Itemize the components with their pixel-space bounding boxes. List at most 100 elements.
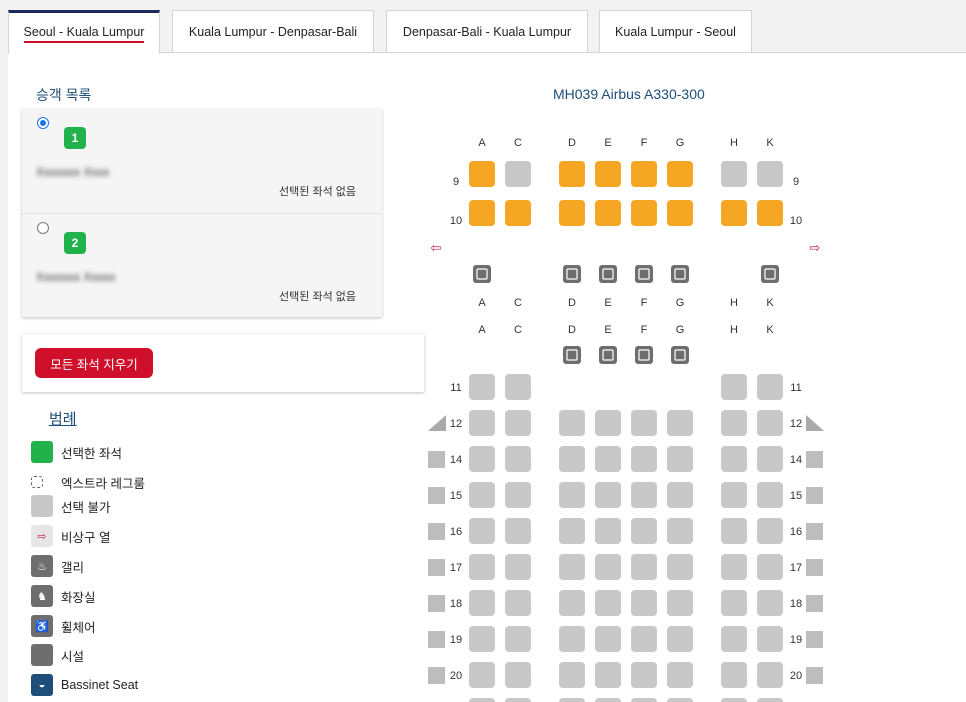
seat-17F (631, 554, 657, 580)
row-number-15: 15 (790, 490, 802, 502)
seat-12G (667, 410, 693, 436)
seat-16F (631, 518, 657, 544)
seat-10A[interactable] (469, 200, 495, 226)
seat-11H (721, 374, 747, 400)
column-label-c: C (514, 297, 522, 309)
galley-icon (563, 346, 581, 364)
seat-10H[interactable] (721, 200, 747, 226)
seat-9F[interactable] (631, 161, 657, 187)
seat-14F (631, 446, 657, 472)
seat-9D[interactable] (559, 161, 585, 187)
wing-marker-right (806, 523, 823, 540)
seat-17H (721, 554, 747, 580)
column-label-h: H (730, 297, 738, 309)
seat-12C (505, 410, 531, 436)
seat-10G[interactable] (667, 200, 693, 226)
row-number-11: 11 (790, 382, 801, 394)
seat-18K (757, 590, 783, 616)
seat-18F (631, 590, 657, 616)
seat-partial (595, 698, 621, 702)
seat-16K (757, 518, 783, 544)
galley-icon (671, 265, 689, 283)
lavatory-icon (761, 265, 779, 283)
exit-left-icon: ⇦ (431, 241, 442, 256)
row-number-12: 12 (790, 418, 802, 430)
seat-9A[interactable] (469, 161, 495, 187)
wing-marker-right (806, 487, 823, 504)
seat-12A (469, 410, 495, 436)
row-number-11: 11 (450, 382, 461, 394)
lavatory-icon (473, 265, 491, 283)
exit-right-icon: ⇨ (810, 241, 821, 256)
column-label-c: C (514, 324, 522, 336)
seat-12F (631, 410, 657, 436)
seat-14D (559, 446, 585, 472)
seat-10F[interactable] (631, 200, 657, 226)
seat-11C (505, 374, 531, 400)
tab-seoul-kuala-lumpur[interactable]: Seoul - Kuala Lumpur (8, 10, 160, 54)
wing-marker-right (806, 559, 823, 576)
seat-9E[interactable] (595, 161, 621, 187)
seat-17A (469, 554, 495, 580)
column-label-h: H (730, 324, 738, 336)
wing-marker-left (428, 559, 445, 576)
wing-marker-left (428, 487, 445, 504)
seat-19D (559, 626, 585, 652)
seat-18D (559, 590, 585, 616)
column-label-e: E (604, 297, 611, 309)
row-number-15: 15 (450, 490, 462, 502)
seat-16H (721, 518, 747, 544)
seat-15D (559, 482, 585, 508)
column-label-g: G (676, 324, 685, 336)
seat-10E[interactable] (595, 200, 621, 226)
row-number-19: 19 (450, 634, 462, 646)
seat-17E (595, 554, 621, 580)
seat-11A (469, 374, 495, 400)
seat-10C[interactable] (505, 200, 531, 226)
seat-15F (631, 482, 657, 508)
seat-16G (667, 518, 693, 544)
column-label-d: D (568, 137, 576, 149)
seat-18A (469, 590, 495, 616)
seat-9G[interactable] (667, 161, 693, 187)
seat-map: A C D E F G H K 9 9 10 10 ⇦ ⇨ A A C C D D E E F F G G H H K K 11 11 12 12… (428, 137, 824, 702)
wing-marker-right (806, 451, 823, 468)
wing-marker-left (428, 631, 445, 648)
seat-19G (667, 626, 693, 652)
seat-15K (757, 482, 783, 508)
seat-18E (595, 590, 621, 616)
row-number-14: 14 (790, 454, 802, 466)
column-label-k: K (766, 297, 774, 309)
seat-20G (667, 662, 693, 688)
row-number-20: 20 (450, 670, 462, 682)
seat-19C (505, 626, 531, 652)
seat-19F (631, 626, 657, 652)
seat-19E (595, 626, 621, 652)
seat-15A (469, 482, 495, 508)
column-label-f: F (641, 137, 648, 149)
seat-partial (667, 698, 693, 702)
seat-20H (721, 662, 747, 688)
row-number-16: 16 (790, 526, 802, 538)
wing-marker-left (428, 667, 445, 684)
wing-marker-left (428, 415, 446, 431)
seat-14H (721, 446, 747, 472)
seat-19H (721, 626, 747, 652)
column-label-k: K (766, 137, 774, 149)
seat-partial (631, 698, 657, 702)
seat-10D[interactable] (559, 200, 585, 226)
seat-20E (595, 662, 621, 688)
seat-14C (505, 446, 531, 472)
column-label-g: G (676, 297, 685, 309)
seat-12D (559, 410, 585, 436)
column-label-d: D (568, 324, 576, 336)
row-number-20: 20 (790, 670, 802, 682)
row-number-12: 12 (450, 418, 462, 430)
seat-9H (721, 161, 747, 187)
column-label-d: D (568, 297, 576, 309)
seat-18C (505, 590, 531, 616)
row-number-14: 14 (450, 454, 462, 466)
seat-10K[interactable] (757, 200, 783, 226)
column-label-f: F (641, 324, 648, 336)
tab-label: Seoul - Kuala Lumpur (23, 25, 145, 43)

---

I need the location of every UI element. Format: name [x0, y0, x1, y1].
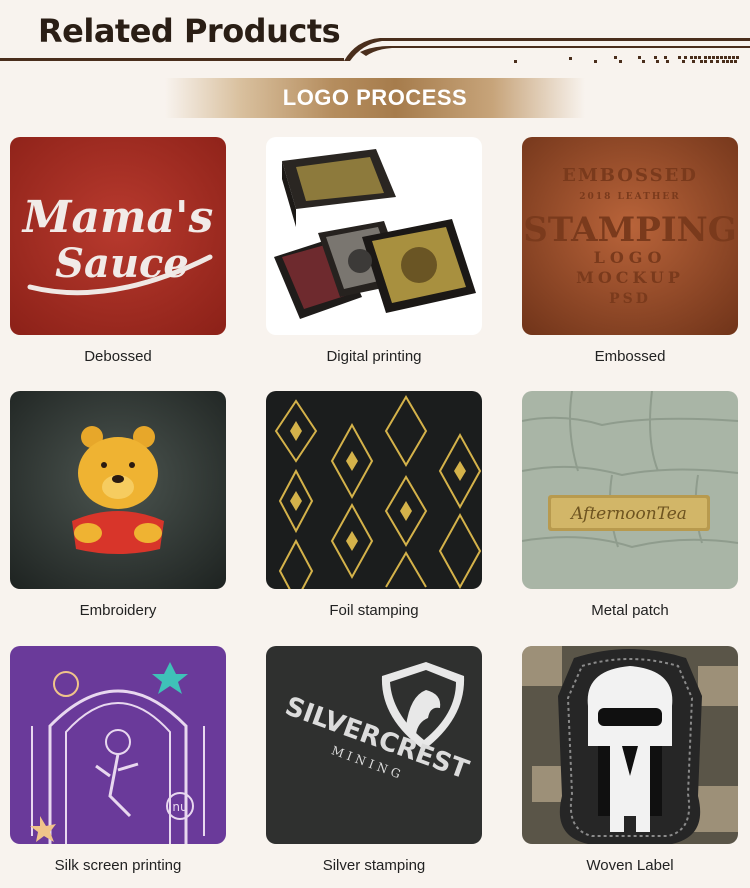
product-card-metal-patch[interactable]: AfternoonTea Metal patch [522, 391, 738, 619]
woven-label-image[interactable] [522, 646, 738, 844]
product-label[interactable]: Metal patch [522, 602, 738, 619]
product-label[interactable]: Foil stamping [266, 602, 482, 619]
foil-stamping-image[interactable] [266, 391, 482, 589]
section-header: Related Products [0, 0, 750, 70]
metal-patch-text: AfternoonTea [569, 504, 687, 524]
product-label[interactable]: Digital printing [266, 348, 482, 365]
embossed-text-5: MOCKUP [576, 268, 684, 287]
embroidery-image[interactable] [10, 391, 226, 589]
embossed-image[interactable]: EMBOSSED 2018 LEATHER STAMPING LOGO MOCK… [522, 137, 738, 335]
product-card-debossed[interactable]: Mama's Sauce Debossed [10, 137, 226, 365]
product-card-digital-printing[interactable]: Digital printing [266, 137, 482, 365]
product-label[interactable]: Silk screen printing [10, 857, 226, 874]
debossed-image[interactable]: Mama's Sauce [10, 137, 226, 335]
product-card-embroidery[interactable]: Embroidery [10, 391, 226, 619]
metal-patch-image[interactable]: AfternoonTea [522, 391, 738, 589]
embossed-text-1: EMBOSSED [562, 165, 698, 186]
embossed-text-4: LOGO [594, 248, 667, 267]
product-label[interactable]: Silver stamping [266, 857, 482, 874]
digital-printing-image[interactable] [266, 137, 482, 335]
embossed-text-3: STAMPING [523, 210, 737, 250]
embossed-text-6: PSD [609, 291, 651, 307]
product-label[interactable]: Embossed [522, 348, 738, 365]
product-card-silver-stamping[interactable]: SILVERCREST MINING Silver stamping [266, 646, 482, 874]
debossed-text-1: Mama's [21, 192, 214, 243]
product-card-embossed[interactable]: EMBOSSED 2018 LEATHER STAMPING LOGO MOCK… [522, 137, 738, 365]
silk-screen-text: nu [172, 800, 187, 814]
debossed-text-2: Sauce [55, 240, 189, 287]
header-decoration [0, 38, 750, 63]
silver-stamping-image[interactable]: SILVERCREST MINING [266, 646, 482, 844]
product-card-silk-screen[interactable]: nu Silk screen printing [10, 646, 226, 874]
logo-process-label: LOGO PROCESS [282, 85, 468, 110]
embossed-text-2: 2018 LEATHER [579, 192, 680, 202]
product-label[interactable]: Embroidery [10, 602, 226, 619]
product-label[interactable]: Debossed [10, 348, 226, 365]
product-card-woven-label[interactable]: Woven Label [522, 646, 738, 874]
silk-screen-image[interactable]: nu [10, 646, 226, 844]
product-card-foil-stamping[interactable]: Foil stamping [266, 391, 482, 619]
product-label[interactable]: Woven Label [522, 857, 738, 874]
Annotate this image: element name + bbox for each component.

- Written instruction
Recast the stretch of records from the line containing "seat-17F (631, 554, 657, 580)" through the line containing "wing-marker-left (428, 559, 445, 576)" as a Markdown table. Use two columns, Row and Entry: Row holds the row number, and Entry holds the line itself. Leave out any blank lines.

- Task response
| Row | Entry |
|---|---|
| 1 | seat-17F (631, 554, 657, 580) |
| 2 | row-number-15: 15 (790, 490, 802, 502) |
| 3 | seat-12G (667, 410, 693, 436) |
| 4 | seat-16F (631, 518, 657, 544) |
| 5 | seat-10A[interactable] (469, 200, 495, 226) |
| 6 | seat-11H (721, 374, 747, 400) |
| 7 | column-label-c: C (514, 297, 522, 309) |
| 8 | galley-icon (563, 346, 581, 364) |
| 9 | seat-10H[interactable] (721, 200, 747, 226) |
| 10 | seat-9F[interactable] (631, 161, 657, 187) |
| 11 | seat-14F (631, 446, 657, 472) |
| 12 | seat-9D[interactable] (559, 161, 585, 187) |
| 13 | wing-marker-right (806, 523, 823, 540) |
| 14 | seat-17H (721, 554, 747, 580) |
| 15 | column-label-h: H (730, 297, 738, 309) |
| 16 | seat-12C (505, 410, 531, 436) |
| 17 | seat-10G[interactable] (667, 200, 693, 226) |
| 18 | row-number-11: 11 (790, 382, 801, 394) |
| 19 | seat-18K (757, 590, 783, 616) |
| 20 | seat-18F (631, 590, 657, 616) |
| 21 | seat-partial (595, 698, 621, 702) |
| 22 | seat-16K (757, 518, 783, 544) |
| 23 | galley-icon (671, 265, 689, 283) |
| 24 | lavatory-icon (761, 265, 779, 283) |
| 25 | exit-left-icon: ⇦ (431, 241, 442, 256) |
| 26 | row-number-12: 12 (790, 418, 802, 430) |
| 27 | seat-9A[interactable] (469, 161, 495, 187) |
| 28 | wing-marker-right (806, 487, 823, 504) |
| 29 | seat-12A (469, 410, 495, 436) |
| 30 | row-number-11: 11 (450, 382, 461, 394) |
| 31 | lavatory-icon (473, 265, 491, 283) |
| 32 | exit-right-icon: ⇨ (810, 241, 821, 256) |
| 33 | column-label-c: C (514, 324, 522, 336) |
| 34 | seat-12F (631, 410, 657, 436) |
| 35 | seat-14D (559, 446, 585, 472) |
| 36 | seat-10F[interactable] (631, 200, 657, 226) |
| 37 | seat-11C (505, 374, 531, 400) |
| 38 | tab-seoul-kuala-lumpur[interactable]: Seoul - Kuala Lumpur (8, 10, 160, 54) |
| 39 | wing-marker-right (806, 559, 823, 576) |
| 40 | seat-9E[interactable] (595, 161, 621, 187) |
| 41 | seat-17A (469, 554, 495, 580) |
| 42 | column-label-h: H (730, 324, 738, 336) |
| 43 | wing-marker-left (428, 559, 445, 576) |